• EXERCISE GOAL
Copy out each line exactly as it appears.

• TASK INPUT
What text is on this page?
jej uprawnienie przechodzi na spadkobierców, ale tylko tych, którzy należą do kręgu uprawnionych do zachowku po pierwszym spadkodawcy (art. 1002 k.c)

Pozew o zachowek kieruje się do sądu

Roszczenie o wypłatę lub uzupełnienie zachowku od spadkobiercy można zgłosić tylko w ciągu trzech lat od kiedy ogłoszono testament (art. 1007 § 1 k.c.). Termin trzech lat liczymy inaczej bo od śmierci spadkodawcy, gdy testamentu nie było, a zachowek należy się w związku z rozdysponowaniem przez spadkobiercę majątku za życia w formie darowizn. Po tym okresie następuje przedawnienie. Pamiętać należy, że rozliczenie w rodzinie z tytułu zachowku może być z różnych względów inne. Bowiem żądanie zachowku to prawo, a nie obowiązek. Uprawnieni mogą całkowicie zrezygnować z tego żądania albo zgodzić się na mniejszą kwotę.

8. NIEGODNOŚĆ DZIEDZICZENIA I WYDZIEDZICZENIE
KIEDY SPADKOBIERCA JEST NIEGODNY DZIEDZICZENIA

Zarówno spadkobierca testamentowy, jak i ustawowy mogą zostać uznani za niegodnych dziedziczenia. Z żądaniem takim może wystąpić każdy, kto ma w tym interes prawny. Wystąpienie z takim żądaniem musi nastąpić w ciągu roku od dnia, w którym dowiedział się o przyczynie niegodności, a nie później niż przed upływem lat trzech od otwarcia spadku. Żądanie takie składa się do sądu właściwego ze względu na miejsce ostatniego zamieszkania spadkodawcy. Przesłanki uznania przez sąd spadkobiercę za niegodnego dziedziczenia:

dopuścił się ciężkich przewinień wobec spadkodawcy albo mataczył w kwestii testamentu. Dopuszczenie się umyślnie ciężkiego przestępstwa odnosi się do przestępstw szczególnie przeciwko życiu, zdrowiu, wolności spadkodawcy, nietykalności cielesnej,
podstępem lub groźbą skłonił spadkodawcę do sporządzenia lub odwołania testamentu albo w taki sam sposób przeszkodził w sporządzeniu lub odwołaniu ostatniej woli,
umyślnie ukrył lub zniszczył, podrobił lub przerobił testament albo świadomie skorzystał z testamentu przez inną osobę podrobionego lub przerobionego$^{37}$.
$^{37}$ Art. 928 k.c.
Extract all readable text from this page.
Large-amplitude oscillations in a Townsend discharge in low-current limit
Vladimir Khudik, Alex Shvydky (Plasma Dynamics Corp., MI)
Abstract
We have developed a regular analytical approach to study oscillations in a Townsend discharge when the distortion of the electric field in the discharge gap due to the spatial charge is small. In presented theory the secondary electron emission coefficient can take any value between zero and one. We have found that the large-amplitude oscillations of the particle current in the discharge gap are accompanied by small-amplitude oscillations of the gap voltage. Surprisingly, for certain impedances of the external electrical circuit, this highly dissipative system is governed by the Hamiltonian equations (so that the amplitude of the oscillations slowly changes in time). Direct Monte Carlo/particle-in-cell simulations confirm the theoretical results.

• SOLUTION TO THIS EXERCISE
What text is on this page?
jej uprawnienie przechodzi na spadkobierców, ale tylko tych, którzy należą do kręgu uprawnionych do zachowku po pierwszym spadkodawcy (art. 1002 k.c)

Pozew o zachowek kieruje się do sądu

Roszczenie o wypłatę lub uzupełnienie zachowku od spadkobiercy można zgłosić tylko w ciągu trzech lat od kiedy ogłoszono testament (art. 1007 § 1 k.c.). Termin trzech lat liczymy inaczej bo od śmierci spadkodawcy, gdy testamentu nie było, a zachowek należy się w związku z rozdysponowaniem przez spadkobiercę majątku za życia w formie darowizn. Po tym okresie następuje przedawnienie. Pamiętać należy, że rozliczenie w rodzinie z tytułu zachowku może być z różnych względów inne. Bowiem żądanie zachowku to prawo, a nie obowiązek. Uprawnieni mogą całkowicie zrezygnować z tego żądania albo zgodzić się na mniejszą kwotę.

8. NIEGODNOŚĆ DZIEDZICZENIA I WYDZIEDZICZENIE
KIEDY SPADKOBIERCA JEST NIEGODNY DZIEDZICZENIA

Zarówno spadkobierca testamentowy, jak i ustawowy mogą zostać uznani za niegodnych dziedziczenia. Z żądaniem takim może wystąpić każdy, kto ma w tym interes prawny. Wystąpienie z takim żądaniem musi nastąpić w ciągu roku od dnia, w którym dowiedział się o przyczynie niegodności, a nie później niż przed upływem lat trzech od otwarcia spadku. Żądanie takie składa się do sądu właściwego ze względu na miejsce ostatniego zamieszkania spadkodawcy. Przesłanki uznania przez sąd spadkobiercę za niegodnego dziedziczenia:

dopuścił się ciężkich przewinień wobec spadkodawcy albo mataczył w kwestii testamentu. Dopuszczenie się umyślnie ciężkiego przestępstwa odnosi się do przestępstw szczególnie przeciwko życiu, zdrowiu, wolności spadkodawcy, nietykalności cielesnej,
podstępem lub groźbą skłonił spadkodawcę do sporządzenia lub odwołania testamentu albo w taki sam sposób przeszkodził w sporządzeniu lub odwołaniu ostatniej woli,
umyślnie ukrył lub zniszczył, podrobił lub przerobił testament albo świadomie skorzystał z testamentu przez inną osobę podrobionego lub przerobionego$^{37}$.
$^{37}$ Art. 928 k.c.
Extract all readable text from this page.
Large-amplitude oscillations in a Townsend discharge in low-current limit
Vladimir Khudik, Alex Shvydky (Plasma Dynamics Corp., MI)
Abstract
We have developed a regular analytical approach to study oscillations in a Townsend discharge when the distortion of the electric field in the discharge gap due to the spatial charge is small. In presented theory the secondary electron emission coefficient can take any value between zero and one. We have found that the large-amplitude oscillations of the particle current in the discharge gap are accompanied by small-amplitude oscillations of the gap voltage. Surprisingly, for certain impedances of the external electrical circuit, this highly dissipative system is governed by the Hamiltonian equations (so that the amplitude of the oscillations slowly changes in time). Direct Monte Carlo/particle-in-cell simulations confirm the theoretical results.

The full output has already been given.